▶ EXERCISE DESCRIPTION
Search the records for "this". Copy every line where it appears.

▶ DATA ROWS
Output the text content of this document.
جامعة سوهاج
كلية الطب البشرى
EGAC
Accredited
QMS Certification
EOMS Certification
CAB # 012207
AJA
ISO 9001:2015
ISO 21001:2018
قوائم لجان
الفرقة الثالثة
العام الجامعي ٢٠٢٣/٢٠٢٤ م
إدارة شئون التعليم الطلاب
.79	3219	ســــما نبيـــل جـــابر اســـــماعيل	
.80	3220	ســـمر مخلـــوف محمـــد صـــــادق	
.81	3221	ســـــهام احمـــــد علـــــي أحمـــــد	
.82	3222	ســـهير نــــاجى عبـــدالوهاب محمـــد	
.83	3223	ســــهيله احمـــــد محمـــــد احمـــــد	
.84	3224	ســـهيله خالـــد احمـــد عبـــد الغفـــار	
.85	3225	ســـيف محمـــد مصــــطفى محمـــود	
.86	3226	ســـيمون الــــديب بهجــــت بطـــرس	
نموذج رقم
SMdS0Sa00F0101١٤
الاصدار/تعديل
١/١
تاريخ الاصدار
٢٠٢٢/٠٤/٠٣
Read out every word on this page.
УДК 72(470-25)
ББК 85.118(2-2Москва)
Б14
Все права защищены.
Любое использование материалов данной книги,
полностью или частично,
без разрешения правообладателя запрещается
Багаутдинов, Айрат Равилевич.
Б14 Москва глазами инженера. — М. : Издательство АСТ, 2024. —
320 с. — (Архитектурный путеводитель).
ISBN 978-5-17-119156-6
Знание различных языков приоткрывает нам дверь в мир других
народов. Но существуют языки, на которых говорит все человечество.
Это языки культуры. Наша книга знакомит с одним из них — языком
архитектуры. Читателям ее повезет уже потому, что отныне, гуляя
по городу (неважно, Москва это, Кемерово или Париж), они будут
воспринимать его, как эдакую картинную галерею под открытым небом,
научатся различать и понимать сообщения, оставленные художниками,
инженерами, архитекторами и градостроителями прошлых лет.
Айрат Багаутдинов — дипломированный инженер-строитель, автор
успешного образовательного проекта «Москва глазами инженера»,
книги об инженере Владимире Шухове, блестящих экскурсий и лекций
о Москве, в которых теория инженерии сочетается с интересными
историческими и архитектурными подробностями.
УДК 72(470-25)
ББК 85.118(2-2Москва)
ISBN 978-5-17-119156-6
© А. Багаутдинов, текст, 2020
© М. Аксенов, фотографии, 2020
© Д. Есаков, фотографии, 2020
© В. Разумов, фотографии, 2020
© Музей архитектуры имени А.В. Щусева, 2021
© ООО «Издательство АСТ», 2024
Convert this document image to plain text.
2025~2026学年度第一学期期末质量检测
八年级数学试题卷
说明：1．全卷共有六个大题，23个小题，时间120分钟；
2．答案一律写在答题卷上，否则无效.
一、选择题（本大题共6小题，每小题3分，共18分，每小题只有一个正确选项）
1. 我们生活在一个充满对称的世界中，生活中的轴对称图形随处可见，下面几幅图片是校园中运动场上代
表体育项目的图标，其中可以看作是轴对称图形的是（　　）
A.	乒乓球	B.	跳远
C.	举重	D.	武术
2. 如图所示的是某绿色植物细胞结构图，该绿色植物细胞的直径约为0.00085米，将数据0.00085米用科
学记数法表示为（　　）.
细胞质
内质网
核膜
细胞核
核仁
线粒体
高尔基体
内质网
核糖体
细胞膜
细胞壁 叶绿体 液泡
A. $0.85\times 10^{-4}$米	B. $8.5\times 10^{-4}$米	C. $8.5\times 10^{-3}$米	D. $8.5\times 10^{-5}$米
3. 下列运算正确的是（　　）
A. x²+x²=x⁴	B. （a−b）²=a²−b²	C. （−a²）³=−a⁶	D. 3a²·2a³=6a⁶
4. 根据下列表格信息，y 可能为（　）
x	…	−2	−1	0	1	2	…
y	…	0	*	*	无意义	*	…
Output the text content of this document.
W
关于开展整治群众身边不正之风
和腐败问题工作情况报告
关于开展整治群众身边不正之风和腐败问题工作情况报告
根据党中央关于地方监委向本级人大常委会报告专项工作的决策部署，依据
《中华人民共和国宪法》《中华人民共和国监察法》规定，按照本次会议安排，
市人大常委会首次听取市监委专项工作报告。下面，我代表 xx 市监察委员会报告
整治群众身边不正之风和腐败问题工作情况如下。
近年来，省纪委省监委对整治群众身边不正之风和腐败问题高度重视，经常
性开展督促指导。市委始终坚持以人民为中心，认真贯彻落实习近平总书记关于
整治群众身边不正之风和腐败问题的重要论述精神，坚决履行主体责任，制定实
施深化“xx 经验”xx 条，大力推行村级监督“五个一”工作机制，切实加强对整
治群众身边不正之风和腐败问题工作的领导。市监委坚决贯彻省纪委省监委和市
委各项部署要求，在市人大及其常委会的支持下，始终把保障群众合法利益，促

▶ EXPECTED OUTPUT
Output the text content of this document.
Read out every word on this page.
Convert this document image to plain text.
Output the text content of this document.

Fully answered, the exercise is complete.